--- Start of Records provided ---

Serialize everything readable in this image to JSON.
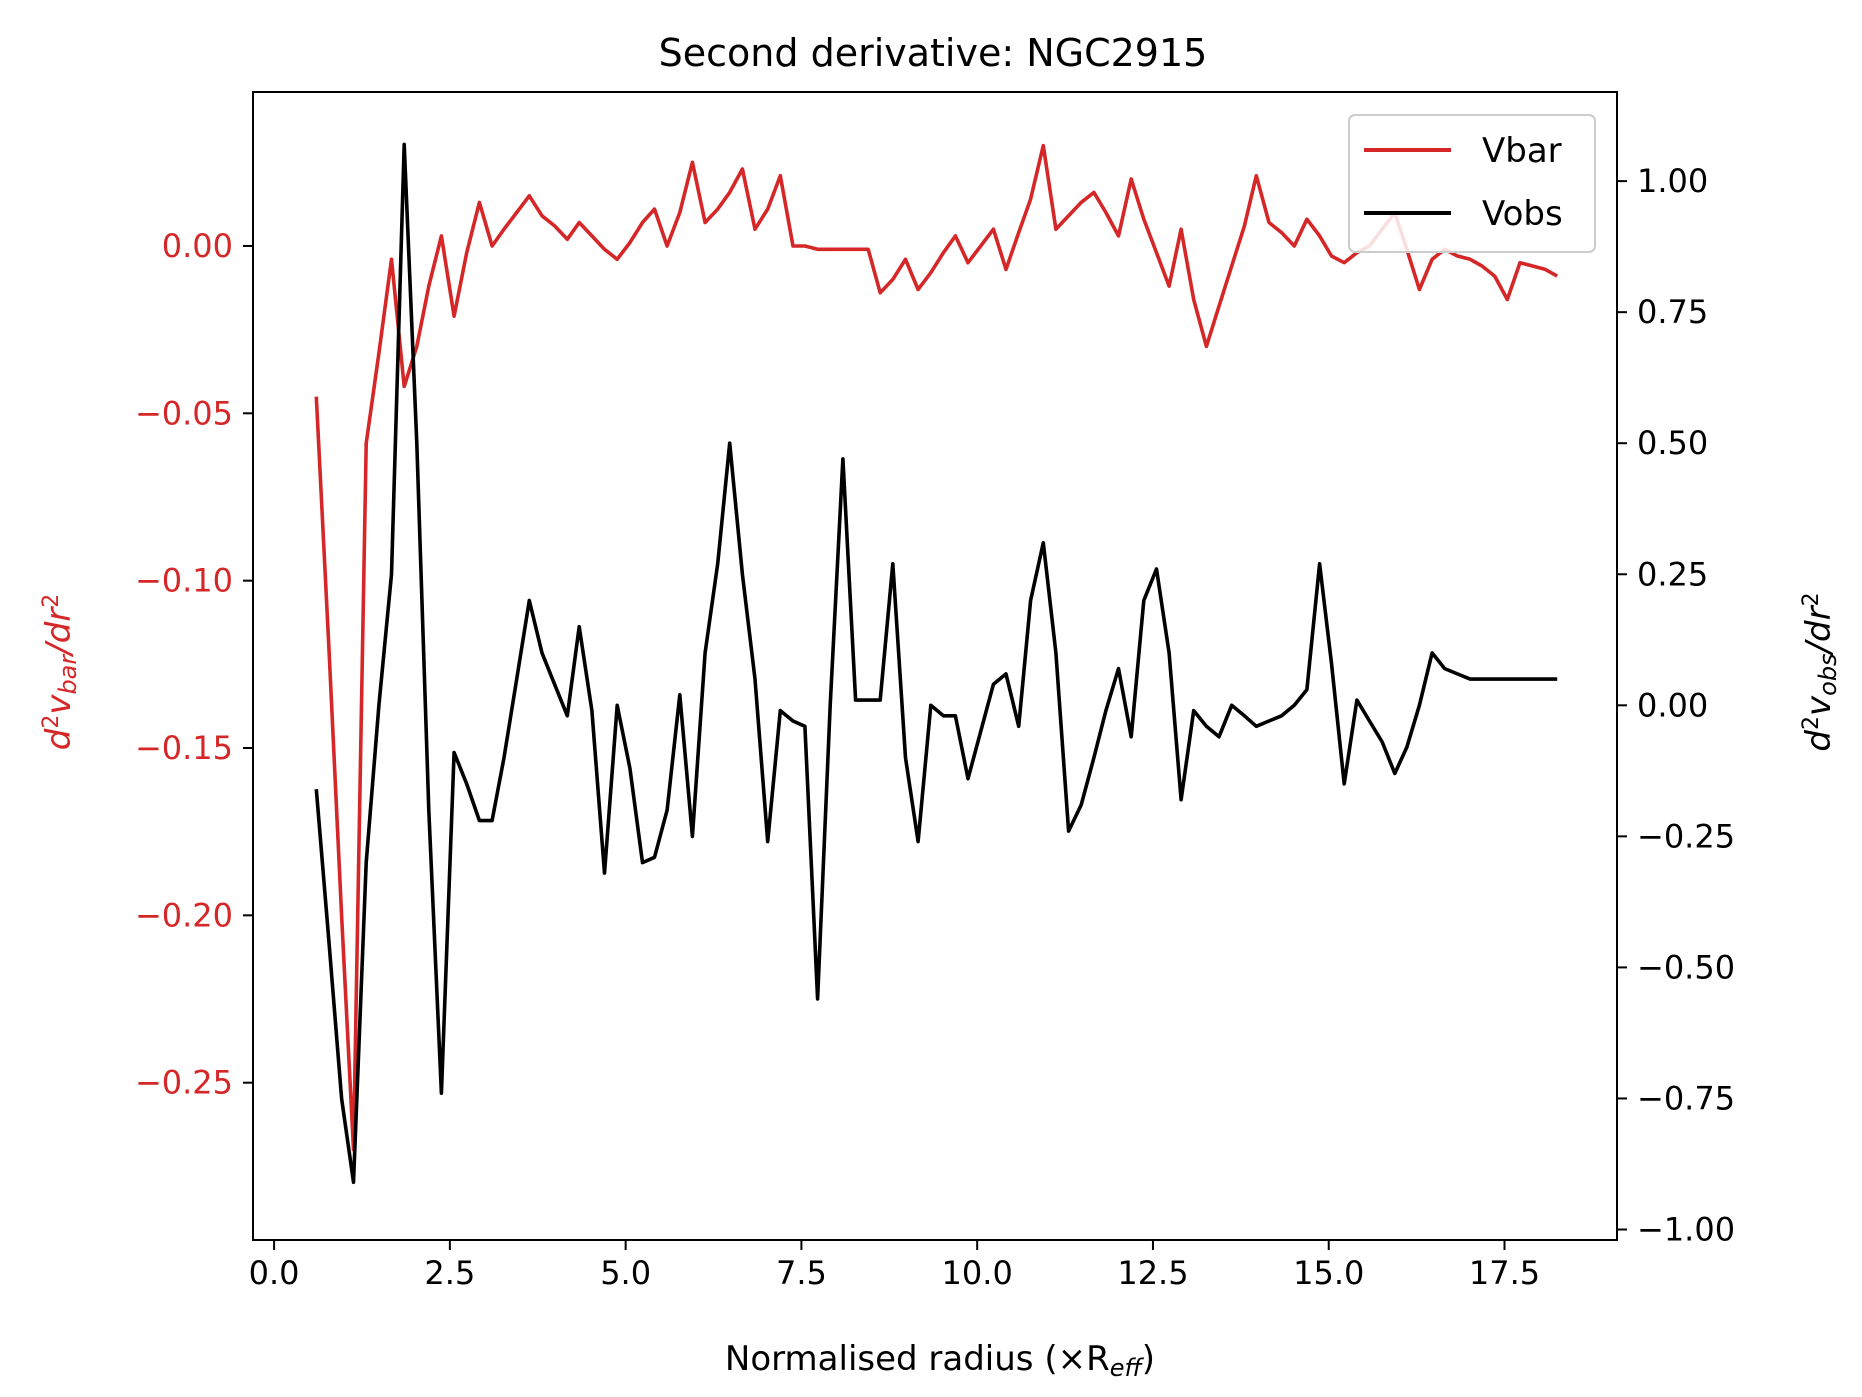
{
  "chart_data": {
    "type": "line",
    "title": "Second derivative: NGC2915",
    "xlabel": "Normalised radius (×R",
    "xlabel_sub": "eff",
    "xlabel_tail": ")",
    "ylabel_left": {
      "d": "d",
      "v": "v",
      "sub": "bar",
      "mid": "/dr"
    },
    "ylabel_right": {
      "d": "d",
      "v": "v",
      "sub": "obs",
      "mid": "/dr"
    },
    "xlim": [
      -0.3,
      19.1
    ],
    "ylim_left": [
      -0.297,
      0.046
    ],
    "ylim_right": [
      -1.02,
      1.17
    ],
    "x_ticks": [
      "0.0",
      "2.5",
      "5.0",
      "7.5",
      "10.0",
      "12.5",
      "15.0",
      "17.5"
    ],
    "x_tick_values": [
      0,
      2.5,
      5,
      7.5,
      10,
      12.5,
      15,
      17.5
    ],
    "y_left_ticks": [
      "0.00",
      "−0.05",
      "−0.10",
      "−0.15",
      "−0.20",
      "−0.25"
    ],
    "y_left_tick_values": [
      0,
      -0.05,
      -0.1,
      -0.15,
      -0.2,
      -0.25
    ],
    "y_right_ticks": [
      "1.00",
      "0.75",
      "0.50",
      "0.25",
      "0.00",
      "−0.25",
      "−0.50",
      "−0.75",
      "−1.00"
    ],
    "y_right_tick_values": [
      1,
      0.75,
      0.5,
      0.25,
      0,
      -0.25,
      -0.5,
      -0.75,
      -1
    ],
    "legend_position": "top-right",
    "colors": {
      "vbar": "#d62728",
      "vobs": "#000000"
    },
    "x": [
      0.6,
      0.78,
      0.96,
      1.13,
      1.31,
      1.49,
      1.67,
      1.85,
      2.03,
      2.2,
      2.38,
      2.56,
      2.74,
      2.92,
      3.1,
      3.27,
      3.45,
      3.63,
      3.81,
      3.99,
      4.17,
      4.34,
      4.52,
      4.7,
      4.88,
      5.06,
      5.24,
      5.41,
      5.59,
      5.77,
      5.95,
      6.13,
      6.31,
      6.48,
      6.66,
      6.84,
      7.02,
      7.2,
      7.38,
      7.55,
      7.73,
      7.91,
      8.09,
      8.27,
      8.45,
      8.62,
      8.8,
      8.98,
      9.16,
      9.34,
      9.52,
      9.69,
      9.87,
      10.05,
      10.23,
      10.41,
      10.59,
      10.76,
      10.94,
      11.12,
      11.3,
      11.48,
      11.66,
      11.83,
      12.01,
      12.19,
      12.37,
      12.55,
      12.73,
      12.9,
      13.08,
      13.26,
      13.44,
      13.62,
      13.8,
      13.97,
      14.15,
      14.33,
      14.51,
      14.69,
      14.87,
      15.04,
      15.22,
      15.4,
      15.58,
      15.76,
      15.94,
      16.11,
      16.29,
      16.47,
      16.65,
      16.83,
      17.01,
      17.18,
      17.36,
      17.54,
      17.72,
      17.9,
      18.08,
      18.25
    ],
    "series": [
      {
        "name": "Vbar",
        "values": [
          -0.045,
          -0.12,
          -0.2,
          -0.27,
          -0.059,
          -0.032,
          -0.004,
          -0.042,
          -0.03,
          -0.012,
          0.003,
          -0.021,
          -0.002,
          0.013,
          0.0,
          0.005,
          0.01,
          0.015,
          0.009,
          0.006,
          0.002,
          0.007,
          0.003,
          -0.001,
          -0.004,
          0.001,
          0.007,
          0.011,
          0.0,
          0.01,
          0.025,
          0.007,
          0.011,
          0.016,
          0.023,
          0.005,
          0.011,
          0.021,
          0.0,
          0.0,
          -0.001,
          -0.001,
          -0.001,
          -0.001,
          -0.001,
          -0.014,
          -0.01,
          -0.004,
          -0.013,
          -0.008,
          -0.002,
          0.003,
          -0.005,
          0.0,
          0.005,
          -0.007,
          0.004,
          0.014,
          0.03,
          0.005,
          0.009,
          0.013,
          0.016,
          0.01,
          0.003,
          0.02,
          0.008,
          -0.002,
          -0.012,
          0.005,
          -0.016,
          -0.03,
          -0.018,
          -0.006,
          0.006,
          0.021,
          0.007,
          0.004,
          0.0,
          0.008,
          0.003,
          -0.003,
          -0.005,
          -0.002,
          0.0,
          0.005,
          0.01,
          -0.001,
          -0.013,
          -0.004,
          -0.001,
          -0.003,
          -0.004,
          -0.006,
          -0.009,
          -0.016,
          -0.005,
          -0.006,
          -0.007,
          -0.009
        ]
      },
      {
        "name": "Vobs",
        "values": [
          -0.16,
          -0.45,
          -0.75,
          -0.91,
          -0.3,
          0.0,
          0.25,
          1.07,
          0.5,
          -0.2,
          -0.74,
          -0.09,
          -0.15,
          -0.22,
          -0.22,
          -0.1,
          0.05,
          0.2,
          0.1,
          0.04,
          -0.02,
          0.15,
          -0.01,
          -0.32,
          0.0,
          -0.12,
          -0.3,
          -0.29,
          -0.2,
          0.02,
          -0.25,
          0.1,
          0.27,
          0.5,
          0.25,
          0.05,
          -0.26,
          -0.01,
          -0.03,
          -0.04,
          -0.56,
          0.0,
          0.47,
          0.01,
          0.01,
          0.01,
          0.27,
          -0.1,
          -0.26,
          0.0,
          -0.02,
          -0.02,
          -0.14,
          -0.05,
          0.04,
          0.06,
          -0.04,
          0.2,
          0.31,
          0.1,
          -0.24,
          -0.19,
          -0.1,
          -0.01,
          0.07,
          -0.06,
          0.2,
          0.26,
          0.1,
          -0.18,
          -0.01,
          -0.04,
          -0.06,
          0.0,
          -0.02,
          -0.04,
          -0.03,
          -0.02,
          0.0,
          0.03,
          0.27,
          0.08,
          -0.15,
          0.01,
          -0.03,
          -0.07,
          -0.13,
          -0.08,
          0.0,
          0.1,
          0.07,
          0.06,
          0.05,
          0.05,
          0.05,
          0.05,
          0.05,
          0.05,
          0.05,
          0.05
        ]
      }
    ]
  }
}
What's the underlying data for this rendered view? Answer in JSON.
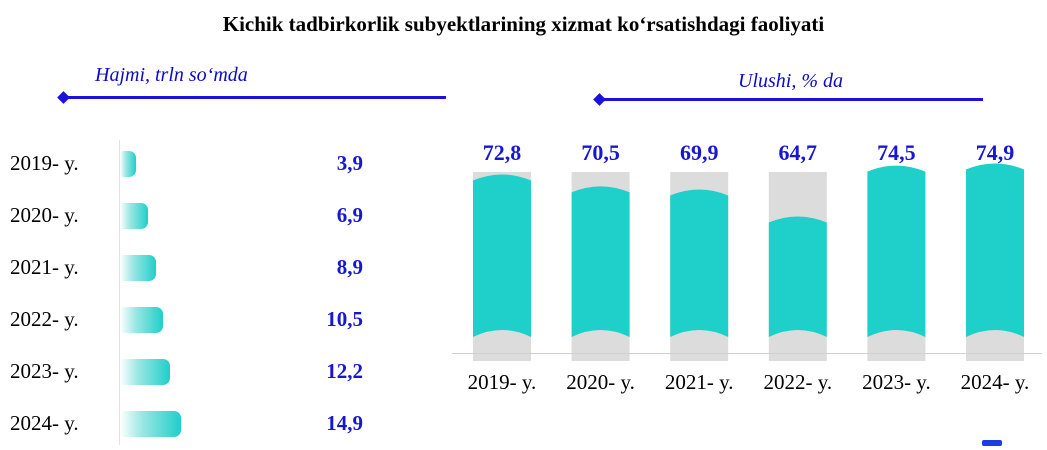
{
  "title": "Kichik tadbirkorlik subyektlarining xizmat ko‘rsatishdagi faoliyati",
  "chart_data": [
    {
      "type": "bar",
      "orientation": "horizontal",
      "title": "Hajmi, trln so‘mda",
      "categories": [
        "2019- y.",
        "2020- y.",
        "2021- y.",
        "2022- y.",
        "2023- y.",
        "2024- y."
      ],
      "values": [
        3.9,
        6.9,
        8.9,
        10.5,
        12.2,
        14.9
      ],
      "value_labels": [
        "3,9",
        "6,9",
        "8,9",
        "10,5",
        "12,2",
        "14,9"
      ],
      "bar_color": "#1fcfc9",
      "label_color": "#1616d4"
    },
    {
      "type": "bar",
      "orientation": "vertical",
      "title": "Ulushi, % da",
      "categories": [
        "2019- y.",
        "2020- y.",
        "2021- y.",
        "2022- y.",
        "2023- y.",
        "2024- y."
      ],
      "values": [
        72.8,
        70.5,
        69.9,
        64.7,
        74.5,
        74.9
      ],
      "value_labels": [
        "72,8",
        "70,5",
        "69,9",
        "64,7",
        "74,5",
        "74,9"
      ],
      "bar_color": "#1fcfc9",
      "background_bar_color": "#dcdcdc",
      "label_color": "#1616d4"
    }
  ]
}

--- End of Records provided ---

* _Aim_
Give the entries again word for word, but skip the pictures.

* _Finished exercise_
Serialize everything readable in this image to JSON.
{
  "chart_data": {
    "type": "line",
    "title": "Second derivative: NGC2915",
    "xlabel": "Normalised radius (×R",
    "xlabel_sub": "eff",
    "xlabel_tail": ")",
    "ylabel_left": {
      "d": "d",
      "v": "v",
      "sub": "bar",
      "mid": "/dr"
    },
    "ylabel_right": {
      "d": "d",
      "v": "v",
      "sub": "obs",
      "mid": "/dr"
    },
    "xlim": [
      -0.3,
      19.1
    ],
    "ylim_left": [
      -0.297,
      0.046
    ],
    "ylim_right": [
      -1.02,
      1.17
    ],
    "x_ticks": [
      "0.0",
      "2.5",
      "5.0",
      "7.5",
      "10.0",
      "12.5",
      "15.0",
      "17.5"
    ],
    "x_tick_values": [
      0,
      2.5,
      5,
      7.5,
      10,
      12.5,
      15,
      17.5
    ],
    "y_left_ticks": [
      "0.00",
      "−0.05",
      "−0.10",
      "−0.15",
      "−0.20",
      "−0.25"
    ],
    "y_left_tick_values": [
      0,
      -0.05,
      -0.1,
      -0.15,
      -0.2,
      -0.25
    ],
    "y_right_ticks": [
      "1.00",
      "0.75",
      "0.50",
      "0.25",
      "0.00",
      "−0.25",
      "−0.50",
      "−0.75",
      "−1.00"
    ],
    "y_right_tick_values": [
      1,
      0.75,
      0.5,
      0.25,
      0,
      -0.25,
      -0.5,
      -0.75,
      -1
    ],
    "legend_position": "top-right",
    "colors": {
      "vbar": "#d62728",
      "vobs": "#000000"
    },
    "x": [
      0.6,
      0.78,
      0.96,
      1.13,
      1.31,
      1.49,
      1.67,
      1.85,
      2.03,
      2.2,
      2.38,
      2.56,
      2.74,
      2.92,
      3.1,
      3.27,
      3.45,
      3.63,
      3.81,
      3.99,
      4.17,
      4.34,
      4.52,
      4.7,
      4.88,
      5.06,
      5.24,
      5.41,
      5.59,
      5.77,
      5.95,
      6.13,
      6.31,
      6.48,
      6.66,
      6.84,
      7.02,
      7.2,
      7.38,
      7.55,
      7.73,
      7.91,
      8.09,
      8.27,
      8.45,
      8.62,
      8.8,
      8.98,
      9.16,
      9.34,
      9.52,
      9.69,
      9.87,
      10.05,
      10.23,
      10.41,
      10.59,
      10.76,
      10.94,
      11.12,
      11.3,
      11.48,
      11.66,
      11.83,
      12.01,
      12.19,
      12.37,
      12.55,
      12.73,
      12.9,
      13.08,
      13.26,
      13.44,
      13.62,
      13.8,
      13.97,
      14.15,
      14.33,
      14.51,
      14.69,
      14.87,
      15.04,
      15.22,
      15.4,
      15.58,
      15.76,
      15.94,
      16.11,
      16.29,
      16.47,
      16.65,
      16.83,
      17.01,
      17.18,
      17.36,
      17.54,
      17.72,
      17.9,
      18.08,
      18.25
    ],
    "series": [
      {
        "name": "Vbar",
        "values": [
          -0.045,
          -0.12,
          -0.2,
          -0.27,
          -0.059,
          -0.032,
          -0.004,
          -0.042,
          -0.03,
          -0.012,
          0.003,
          -0.021,
          -0.002,
          0.013,
          0.0,
          0.005,
          0.01,
          0.015,
          0.009,
          0.006,
          0.002,
          0.007,
          0.003,
          -0.001,
          -0.004,
          0.001,
          0.007,
          0.011,
          0.0,
          0.01,
          0.025,
          0.007,
          0.011,
          0.016,
          0.023,
          0.005,
          0.011,
          0.021,
          0.0,
          0.0,
          -0.001,
          -0.001,
          -0.001,
          -0.001,
          -0.001,
          -0.014,
          -0.01,
          -0.004,
          -0.013,
          -0.008,
          -0.002,
          0.003,
          -0.005,
          0.0,
          0.005,
          -0.007,
          0.004,
          0.014,
          0.03,
          0.005,
          0.009,
          0.013,
          0.016,
          0.01,
          0.003,
          0.02,
          0.008,
          -0.002,
          -0.012,
          0.005,
          -0.016,
          -0.03,
          -0.018,
          -0.006,
          0.006,
          0.021,
          0.007,
          0.004,
          0.0,
          0.008,
          0.003,
          -0.003,
          -0.005,
          -0.002,
          0.0,
          0.005,
          0.01,
          -0.001,
          -0.013,
          -0.004,
          -0.001,
          -0.003,
          -0.004,
          -0.006,
          -0.009,
          -0.016,
          -0.005,
          -0.006,
          -0.007,
          -0.009
        ]
      },
      {
        "name": "Vobs",
        "values": [
          -0.16,
          -0.45,
          -0.75,
          -0.91,
          -0.3,
          0.0,
          0.25,
          1.07,
          0.5,
          -0.2,
          -0.74,
          -0.09,
          -0.15,
          -0.22,
          -0.22,
          -0.1,
          0.05,
          0.2,
          0.1,
          0.04,
          -0.02,
          0.15,
          -0.01,
          -0.32,
          0.0,
          -0.12,
          -0.3,
          -0.29,
          -0.2,
          0.02,
          -0.25,
          0.1,
          0.27,
          0.5,
          0.25,
          0.05,
          -0.26,
          -0.01,
          -0.03,
          -0.04,
          -0.56,
          0.0,
          0.47,
          0.01,
          0.01,
          0.01,
          0.27,
          -0.1,
          -0.26,
          0.0,
          -0.02,
          -0.02,
          -0.14,
          -0.05,
          0.04,
          0.06,
          -0.04,
          0.2,
          0.31,
          0.1,
          -0.24,
          -0.19,
          -0.1,
          -0.01,
          0.07,
          -0.06,
          0.2,
          0.26,
          0.1,
          -0.18,
          -0.01,
          -0.04,
          -0.06,
          0.0,
          -0.02,
          -0.04,
          -0.03,
          -0.02,
          0.0,
          0.03,
          0.27,
          0.08,
          -0.15,
          0.01,
          -0.03,
          -0.07,
          -0.13,
          -0.08,
          0.0,
          0.1,
          0.07,
          0.06,
          0.05,
          0.05,
          0.05,
          0.05,
          0.05,
          0.05,
          0.05,
          0.05
        ]
      }
    ]
  }
}
What's the underlying data for this rendered view? Answer in JSON.
{
  "title": "Kichik tadbirkorlik subyektlarining xizmat ko‘rsatishdagi faoliyati",
  "chart_data": [
    {
      "type": "bar",
      "orientation": "horizontal",
      "title": "Hajmi, trln so‘mda",
      "categories": [
        "2019- y.",
        "2020- y.",
        "2021- y.",
        "2022- y.",
        "2023- y.",
        "2024- y."
      ],
      "values": [
        3.9,
        6.9,
        8.9,
        10.5,
        12.2,
        14.9
      ],
      "value_labels": [
        "3,9",
        "6,9",
        "8,9",
        "10,5",
        "12,2",
        "14,9"
      ],
      "bar_color": "#1fcfc9",
      "label_color": "#1616d4"
    },
    {
      "type": "bar",
      "orientation": "vertical",
      "title": "Ulushi, % da",
      "categories": [
        "2019- y.",
        "2020- y.",
        "2021- y.",
        "2022- y.",
        "2023- y.",
        "2024- y."
      ],
      "values": [
        72.8,
        70.5,
        69.9,
        64.7,
        74.5,
        74.9
      ],
      "value_labels": [
        "72,8",
        "70,5",
        "69,9",
        "64,7",
        "74,5",
        "74,9"
      ],
      "bar_color": "#1fcfc9",
      "background_bar_color": "#dcdcdc",
      "label_color": "#1616d4"
    }
  ]
}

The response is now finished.